=== SOURCE MATERIAL ===

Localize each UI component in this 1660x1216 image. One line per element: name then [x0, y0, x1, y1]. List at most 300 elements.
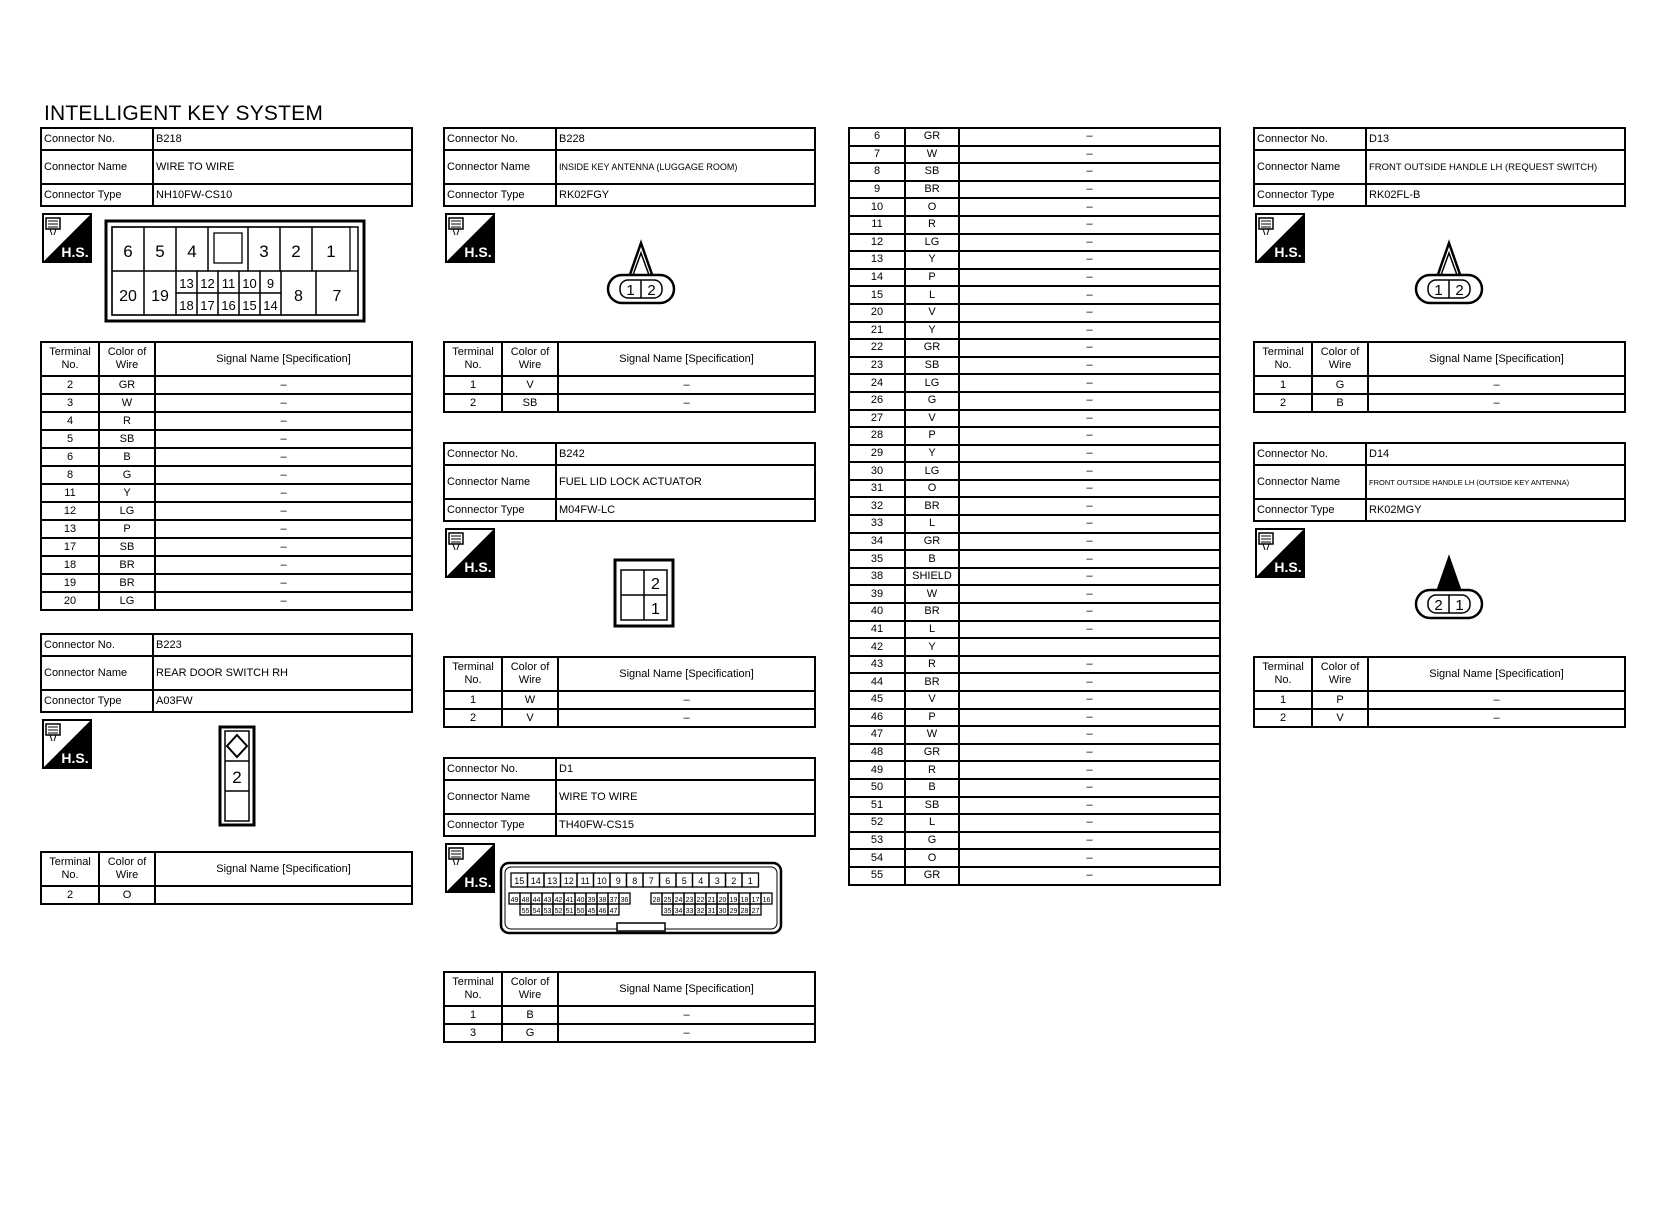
table-row [849, 603, 1220, 621]
d1-pin-label: 7 [648, 876, 654, 886]
table-row [444, 376, 815, 394]
signal-header: Signal Name [Specification] [558, 342, 815, 376]
d1-pin-label: 54 [532, 908, 541, 915]
signal-name-cell: – [558, 394, 815, 412]
table-row [849, 656, 1220, 674]
b242-terminal-table [443, 656, 816, 728]
table-row [849, 198, 1220, 216]
signal-name-cell: – [959, 673, 1220, 691]
terminal-no-cell: 1 [444, 1006, 502, 1024]
wire-color-cell: R [905, 216, 959, 234]
signal-name-cell: – [959, 832, 1220, 850]
connector-no-label: Connector No. [41, 634, 153, 656]
connector-type-label: Connector Type [444, 814, 556, 836]
signal-name-cell: – [959, 656, 1220, 674]
d1-pin-label: 44 [532, 897, 541, 904]
color-header: Color of Wire [99, 342, 155, 376]
signal-name-cell: – [959, 480, 1220, 498]
signal-header: Signal Name [Specification] [155, 342, 412, 376]
d1-pin-label: 2 [731, 876, 737, 886]
connector-b242 [443, 442, 816, 728]
d1-pin-label: 10 [596, 876, 607, 886]
d1-pin-label: 53 [543, 908, 552, 915]
connector-no-value: B223 [153, 634, 412, 656]
b218-pin-label: 7 [332, 288, 342, 305]
wire-color-cell: BR [99, 556, 155, 574]
d1-pin-label: 28 [652, 897, 661, 904]
table-row [849, 814, 1220, 832]
terminal-no-cell: 18 [41, 556, 99, 574]
wire-color-cell: P [905, 427, 959, 445]
color-header: Color of Wire [502, 972, 558, 1006]
d1-pin-label: 14 [530, 876, 541, 886]
table-row [41, 394, 412, 412]
wire-color-cell: BR [99, 574, 155, 592]
terminal-no-cell: 8 [849, 163, 905, 181]
signal-name-cell: – [1368, 691, 1625, 709]
d14-pin-1: 1 [1455, 597, 1464, 614]
table-row [41, 886, 412, 904]
wire-color-cell: O [905, 198, 959, 216]
b218-pin-label: 16 [221, 298, 236, 313]
table-row [849, 163, 1220, 181]
wire-color-cell: L [905, 515, 959, 533]
table-row [849, 304, 1220, 322]
b223-terminal-table [40, 851, 413, 905]
b218-pin-label: 12 [200, 276, 215, 291]
b218-pin-label: 20 [119, 288, 137, 305]
signal-name-cell: – [959, 603, 1220, 621]
b218-pin-label: 5 [155, 242, 165, 261]
signal-name-cell [155, 886, 412, 904]
terminal-no-header: Terminal No. [444, 972, 502, 1006]
connector-type-value: M04FW-LC [556, 499, 815, 521]
signal-name-cell: – [558, 691, 815, 709]
b218-pin-label: 13 [179, 276, 194, 291]
d1-pin-label: 55 [521, 908, 530, 915]
wire-color-cell: P [905, 709, 959, 727]
signal-name-cell: – [155, 574, 412, 592]
table-row [849, 339, 1220, 357]
signal-name-cell: – [155, 484, 412, 502]
d1-pin-label: 11 [580, 876, 590, 886]
signal-name-cell: – [959, 216, 1220, 234]
b218-pin-label: 4 [187, 242, 197, 261]
terminal-no-cell: 2 [1254, 394, 1312, 412]
table-row [41, 448, 412, 466]
signal-name-cell: – [959, 304, 1220, 322]
wire-color-cell: W [905, 585, 959, 603]
signal-name-cell: – [1368, 376, 1625, 394]
connector-no-label: Connector No. [41, 128, 153, 150]
harness-side-icon [445, 528, 495, 578]
signal-name-cell: – [959, 374, 1220, 392]
terminal-no-cell: 31 [849, 480, 905, 498]
wire-color-cell: LG [905, 374, 959, 392]
d1-pin-label: 22 [696, 897, 705, 904]
wire-color-cell: BR [905, 181, 959, 199]
terminal-no-header: Terminal No. [1254, 342, 1312, 376]
signal-name-cell: – [959, 251, 1220, 269]
wire-color-cell: SB [905, 163, 959, 181]
terminal-no-cell: 43 [849, 656, 905, 674]
connector-no-label: Connector No. [444, 443, 556, 465]
d1-pin-label: 16 [762, 897, 771, 904]
d1-pin-label: 30 [718, 908, 727, 915]
terminal-no-cell: 2 [444, 394, 502, 412]
b218-connector-diagram [104, 219, 366, 323]
wire-color-cell: B [502, 1006, 558, 1024]
signal-name-cell: – [959, 585, 1220, 603]
table-row [41, 412, 412, 430]
terminal-no-cell: 5 [41, 430, 99, 448]
table-row [849, 410, 1220, 428]
d1-pin-label: 52 [554, 908, 563, 915]
table-row [849, 832, 1220, 850]
connector-d13 [1253, 127, 1626, 413]
harness-side-icon [42, 719, 92, 769]
table-row [849, 480, 1220, 498]
wire-color-cell: V [1312, 709, 1368, 727]
wire-color-cell: BR [905, 673, 959, 691]
b218-pin-label: 8 [294, 288, 303, 305]
connector-no-value: B228 [556, 128, 815, 150]
signal-name-cell: – [1368, 394, 1625, 412]
table-row [849, 550, 1220, 568]
wire-color-cell: G [1312, 376, 1368, 394]
signal-name-cell: – [959, 286, 1220, 304]
terminal-no-cell: 26 [849, 392, 905, 410]
signal-name-cell: – [959, 462, 1220, 480]
connector-type-label: Connector Type [41, 184, 153, 206]
table-row [849, 568, 1220, 586]
b218-pin-label: 17 [200, 298, 215, 313]
table-row [849, 691, 1220, 709]
b218-pin-label: 18 [179, 298, 194, 313]
wire-color-cell: GR [99, 376, 155, 394]
b242-pin-1: 1 [651, 601, 660, 618]
terminal-no-cell: 51 [849, 797, 905, 815]
signal-name-cell: – [959, 269, 1220, 287]
connector-b218 [40, 127, 413, 611]
terminal-no-cell: 47 [849, 726, 905, 744]
terminal-no-cell: 11 [41, 484, 99, 502]
signal-name-cell: – [155, 538, 412, 556]
connector-name-label: Connector Name [41, 150, 153, 184]
d1-pin-label: 3 [714, 876, 720, 886]
wire-color-cell: LG [905, 462, 959, 480]
d1-pin-label: 12 [563, 876, 574, 886]
table-row [849, 181, 1220, 199]
wire-color-cell: SB [502, 394, 558, 412]
d13-terminal-table [1253, 341, 1626, 413]
wire-color-cell: W [99, 394, 155, 412]
connector-d1 [443, 757, 816, 1043]
harness-side-icon [445, 843, 495, 893]
terminal-no-cell: 9 [849, 181, 905, 199]
connector-d14 [1253, 442, 1626, 728]
table-row [41, 502, 412, 520]
connector-name-value: WIRE TO WIRE [153, 150, 412, 184]
b218-pin-label: 10 [242, 276, 257, 291]
connector-name-value: FUEL LID LOCK ACTUATOR [556, 465, 815, 499]
connector-type-value: TH40FW-CS15 [556, 814, 815, 836]
terminal-no-cell: 17 [41, 538, 99, 556]
wire-color-cell: W [905, 726, 959, 744]
signal-name-cell: – [959, 779, 1220, 797]
table-row [444, 1024, 815, 1042]
connector-name-label: Connector Name [444, 150, 556, 184]
signal-name-cell: – [959, 445, 1220, 463]
color-header: Color of Wire [99, 852, 155, 886]
d1-pin-label: 21 [707, 897, 716, 904]
d1-pin-label: 51 [565, 908, 574, 915]
table-row [41, 484, 412, 502]
wire-color-cell: GR [905, 128, 959, 146]
wire-color-cell: Y [99, 484, 155, 502]
d13-connector-diagram [1413, 239, 1485, 305]
signal-header: Signal Name [Specification] [558, 657, 815, 691]
connector-no-value: D14 [1366, 443, 1625, 465]
d13-pin-1: 1 [1434, 282, 1443, 299]
wire-color-cell: L [905, 621, 959, 639]
d1-pin-label: 4 [698, 876, 704, 886]
wire-color-cell: Y [905, 322, 959, 340]
d1-pin-label: 23 [685, 897, 694, 904]
table-row [41, 466, 412, 484]
wire-color-cell: V [502, 376, 558, 394]
d1-pin-label: 25 [663, 897, 672, 904]
b218-pin-label: 15 [242, 298, 257, 313]
page-title: INTELLIGENT KEY SYSTEM [44, 102, 324, 125]
table-row [444, 691, 815, 709]
terminal-no-cell: 19 [41, 574, 99, 592]
signal-name-cell: – [959, 410, 1220, 428]
table-row [849, 234, 1220, 252]
wire-color-cell: BR [905, 603, 959, 621]
table-row [849, 497, 1220, 515]
signal-name-cell: – [959, 515, 1220, 533]
table-row [41, 538, 412, 556]
signal-name-cell: – [1368, 709, 1625, 727]
table-row [849, 445, 1220, 463]
signal-name-cell: – [959, 181, 1220, 199]
d1-pin-label: 46 [598, 908, 607, 915]
terminal-no-cell: 34 [849, 533, 905, 551]
signal-name-cell: – [959, 497, 1220, 515]
table-row [41, 592, 412, 610]
connector-no-label: Connector No. [1254, 443, 1366, 465]
table-row [849, 322, 1220, 340]
d1-pin-label: 49 [510, 897, 519, 904]
connector-no-label: Connector No. [444, 128, 556, 150]
d1-pin-label: 34 [674, 908, 683, 915]
signal-name-cell: – [959, 146, 1220, 164]
wire-color-cell: GR [905, 867, 959, 885]
d1-pin-label: 13 [547, 876, 558, 886]
b223-connector-diagram [218, 725, 256, 827]
connector-type-label: Connector Type [1254, 184, 1366, 206]
terminal-no-cell: 1 [444, 691, 502, 709]
table-row [849, 638, 1220, 656]
d1-pin-label: 9 [615, 876, 621, 886]
table-row [849, 585, 1220, 603]
d1-pin-label: 19 [729, 897, 738, 904]
signal-name-cell: – [155, 430, 412, 448]
wire-color-cell: BR [905, 497, 959, 515]
signal-name-cell: – [959, 691, 1220, 709]
wire-color-cell: V [905, 691, 959, 709]
signal-name-cell: – [155, 520, 412, 538]
connector-no-value: B218 [153, 128, 412, 150]
terminal-no-cell: 44 [849, 673, 905, 691]
table-row [849, 797, 1220, 815]
terminal-no-cell: 49 [849, 761, 905, 779]
b242-pin-2: 2 [651, 576, 660, 593]
svg-text:H.S.: H.S. [1274, 244, 1302, 260]
wire-color-cell: R [905, 761, 959, 779]
signal-name-cell: – [558, 1006, 815, 1024]
d1-pin-label: 43 [543, 897, 552, 904]
b218-terminal-table [40, 341, 413, 611]
b218-pin-label: 19 [151, 288, 169, 305]
terminal-no-cell: 45 [849, 691, 905, 709]
terminal-no-cell: 28 [849, 427, 905, 445]
connector-type-label: Connector Type [444, 499, 556, 521]
b218-pin-label: 14 [263, 298, 278, 313]
d1-terminal-table [443, 971, 816, 1043]
connector-type-value: RK02MGY [1366, 499, 1625, 521]
terminal-no-cell: 35 [849, 550, 905, 568]
table-row [849, 761, 1220, 779]
signal-name-cell: – [155, 556, 412, 574]
b218-pin-label: 2 [291, 242, 301, 261]
terminal-no-header: Terminal No. [41, 852, 99, 886]
terminal-no-cell: 2 [41, 886, 99, 904]
terminal-no-cell: 20 [849, 304, 905, 322]
wire-color-cell: P [905, 269, 959, 287]
table-row [849, 427, 1220, 445]
svg-text:H.S.: H.S. [464, 874, 492, 890]
signal-name-cell: – [959, 709, 1220, 727]
table-row [1254, 394, 1625, 412]
terminal-no-cell: 3 [41, 394, 99, 412]
wire-color-cell: SB [905, 357, 959, 375]
terminal-no-cell: 12 [849, 234, 905, 252]
svg-text:H.S.: H.S. [1274, 559, 1302, 575]
svg-text:H.S.: H.S. [61, 750, 89, 766]
d1-pin-label: 17 [751, 897, 760, 904]
signal-name-cell: – [959, 621, 1220, 639]
connector-name-value: WIRE TO WIRE [556, 780, 815, 814]
signal-name-cell: – [959, 867, 1220, 885]
table-row [849, 357, 1220, 375]
wire-color-cell: G [502, 1024, 558, 1042]
signal-name-cell: – [155, 394, 412, 412]
b228-terminal-table [443, 341, 816, 413]
terminal-no-cell: 15 [849, 286, 905, 304]
d1-pin-label: 31 [707, 908, 716, 915]
harness-side-icon [445, 213, 495, 263]
terminal-no-cell: 23 [849, 357, 905, 375]
signal-name-cell: – [959, 726, 1220, 744]
signal-name-cell: – [959, 322, 1220, 340]
connector-name-label: Connector Name [444, 465, 556, 499]
terminal-no-cell: 13 [41, 520, 99, 538]
signal-name-cell: – [558, 376, 815, 394]
terminal-no-cell: 32 [849, 497, 905, 515]
wire-color-cell: B [905, 779, 959, 797]
table-row [849, 867, 1220, 885]
terminal-no-cell: 55 [849, 867, 905, 885]
d1-pin-label: 37 [609, 897, 618, 904]
table-row [849, 779, 1220, 797]
connector-type-label: Connector Type [41, 690, 153, 712]
table-row [1254, 709, 1625, 727]
terminal-no-cell: 29 [849, 445, 905, 463]
table-row [41, 574, 412, 592]
wire-color-cell: G [905, 832, 959, 850]
connector-name-value: INSIDE KEY ANTENNA (LUGGAGE ROOM) [556, 150, 815, 184]
signal-header: Signal Name [Specification] [558, 972, 815, 1006]
d13-pin-2: 2 [1455, 282, 1464, 299]
d14-pin-2: 2 [1434, 597, 1443, 614]
b218-pin-label: 6 [123, 242, 133, 261]
signal-name-cell: – [959, 849, 1220, 867]
wire-color-cell: GR [905, 339, 959, 357]
connector-no-value: D1 [556, 758, 815, 780]
wire-color-cell: SB [905, 797, 959, 815]
connector-type-value: NH10FW-CS10 [153, 184, 412, 206]
wire-color-cell: G [99, 466, 155, 484]
b228-pin-2: 2 [647, 282, 656, 299]
svg-text:H.S.: H.S. [464, 559, 492, 575]
table-row [849, 269, 1220, 287]
table-row [444, 709, 815, 727]
color-header: Color of Wire [1312, 657, 1368, 691]
terminal-no-cell: 4 [41, 412, 99, 430]
d14-connector-diagram [1413, 554, 1485, 620]
wire-color-cell: W [502, 691, 558, 709]
signal-name-cell: – [959, 427, 1220, 445]
terminal-no-cell: 1 [1254, 691, 1312, 709]
signal-name-cell: – [558, 1024, 815, 1042]
table-row [849, 462, 1220, 480]
b228-connector-diagram [605, 239, 677, 305]
harness-side-icon [1255, 213, 1305, 263]
d1-pin-label: 48 [521, 897, 530, 904]
wire-color-cell: P [99, 520, 155, 538]
table-row [849, 673, 1220, 691]
terminal-no-cell: 39 [849, 585, 905, 603]
b218-pin-label: 9 [266, 276, 275, 291]
terminal-no-header: Terminal No. [41, 342, 99, 376]
table-row [1254, 691, 1625, 709]
wire-color-cell: R [905, 656, 959, 674]
terminal-no-cell: 22 [849, 339, 905, 357]
d1-pin-label: 45 [587, 908, 596, 915]
wire-color-cell: Y [905, 445, 959, 463]
wire-color-cell: L [905, 814, 959, 832]
terminal-no-cell: 50 [849, 779, 905, 797]
signal-name-cell: – [959, 163, 1220, 181]
wire-color-cell: O [905, 480, 959, 498]
table-row [849, 849, 1220, 867]
terminal-no-cell: 1 [444, 376, 502, 394]
color-header: Color of Wire [502, 342, 558, 376]
table-row [1254, 376, 1625, 394]
d1-pin-label: 5 [681, 876, 687, 886]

===

Copy out the lines between the one holding "table-row [849, 603, 1220, 621]" and the one holding "terminal-no-cell: 1 [444, 1006, 502, 1024]", inclusive, keeping each exactly as it appears in the material.

table-row [849, 603, 1220, 621]
d1-pin-label: 7 [648, 876, 654, 886]
table-row [444, 376, 815, 394]
signal-header: Signal Name [Specification] [558, 342, 815, 376]
d1-pin-label: 54 [532, 908, 541, 915]
signal-name-cell: – [558, 394, 815, 412]
table-row [849, 656, 1220, 674]
b242-terminal-table [443, 656, 816, 728]
table-row [849, 198, 1220, 216]
signal-name-cell: – [959, 673, 1220, 691]
terminal-no-cell: 1 [444, 1006, 502, 1024]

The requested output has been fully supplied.